Reproduce all the material exactly, minus any pictures it holds.

[start of Records]

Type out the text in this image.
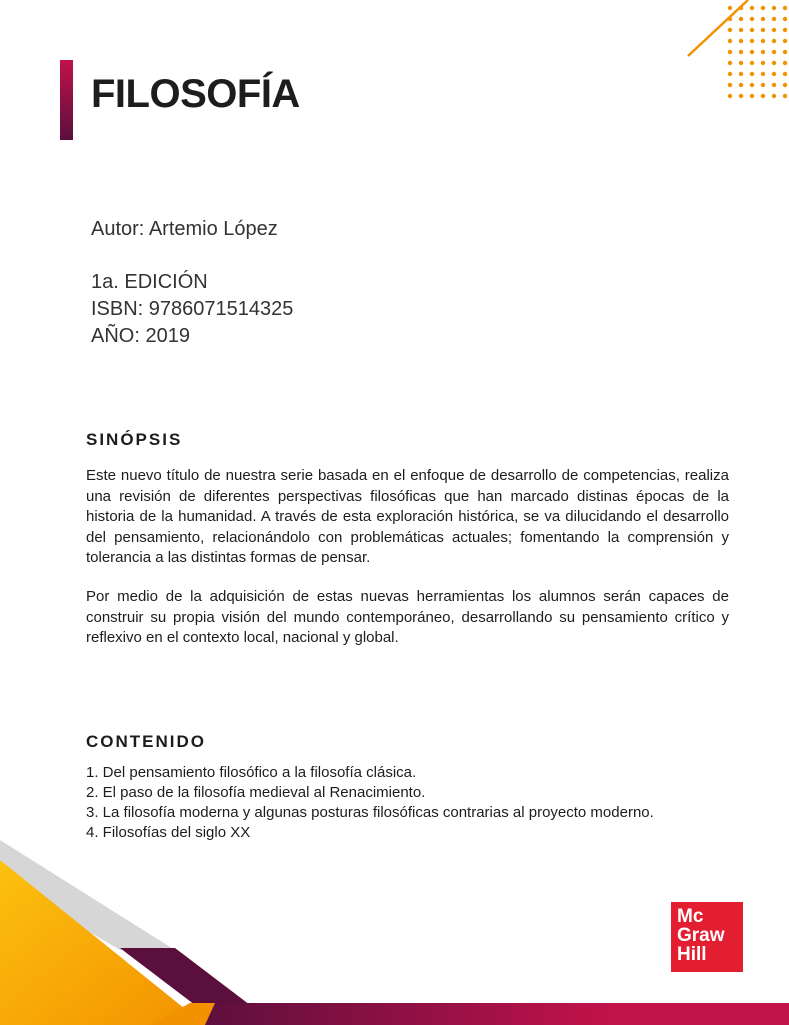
FILOSOFÍA
Autor: Artemio López
1a. EDICIÓN
ISBN: 9786071514325
AÑO: 2019
SINÓPSIS

Este nuevo título de nuestra serie basada en el enfoque de desarrollo de competencias, realiza una revisión de diferentes perspectivas filosóficas que han marcado distinas épocas de la historia de la humanidad. A través de esta exploración histórica, se va dilucidando el desarrollo del pensamiento, relacionándolo con problemáticas actuales; fomentando la comprensión y tolerancia a las distintas formas de pensar.

Por medio de la adquisición de estas nuevas herramientas los alumnos serán capaces de construir su propia visión del mundo contemporáneo, desarrollando su pensamiento crítico y reflexivo en el contexto local, nacional y global.

CONTENIDO
1. Del pensamiento filosófico a la filosofía clásica.
2. El paso de la filosofía medieval al Renacimiento.
3. La filosofía moderna y algunas posturas filosóficas contrarias al proyecto moderno.
4. Filosofías del siglo XX
Mc
Graw
Hill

[end of Records]

Output for this exercise ->
Type out the text in this image.
FILOSOFÍA
Autor: Artemio López
1a. EDICIÓN
ISBN: 9786071514325
AÑO: 2019
SINÓPSIS

Este nuevo título de nuestra serie basada en el enfoque de desarrollo de competencias, realiza una revisión de diferentes perspectivas filosóficas que han marcado distinas épocas de la historia de la humanidad. A través de esta exploración histórica, se va dilucidando el desarrollo del pensamiento, relacionándolo con problemáticas actuales; fomentando la comprensión y tolerancia a las distintas formas de pensar.

Por medio de la adquisición de estas nuevas herramientas los alumnos serán capaces de construir su propia visión del mundo contemporáneo, desarrollando su pensamiento crítico y reflexivo en el contexto local, nacional y global.

CONTENIDO
1. Del pensamiento filosófico a la filosofía clásica.
2. El paso de la filosofía medieval al Renacimiento.
3. La filosofía moderna y algunas posturas filosóficas contrarias al proyecto moderno.
4. Filosofías del siglo XX
Mc
Graw
Hill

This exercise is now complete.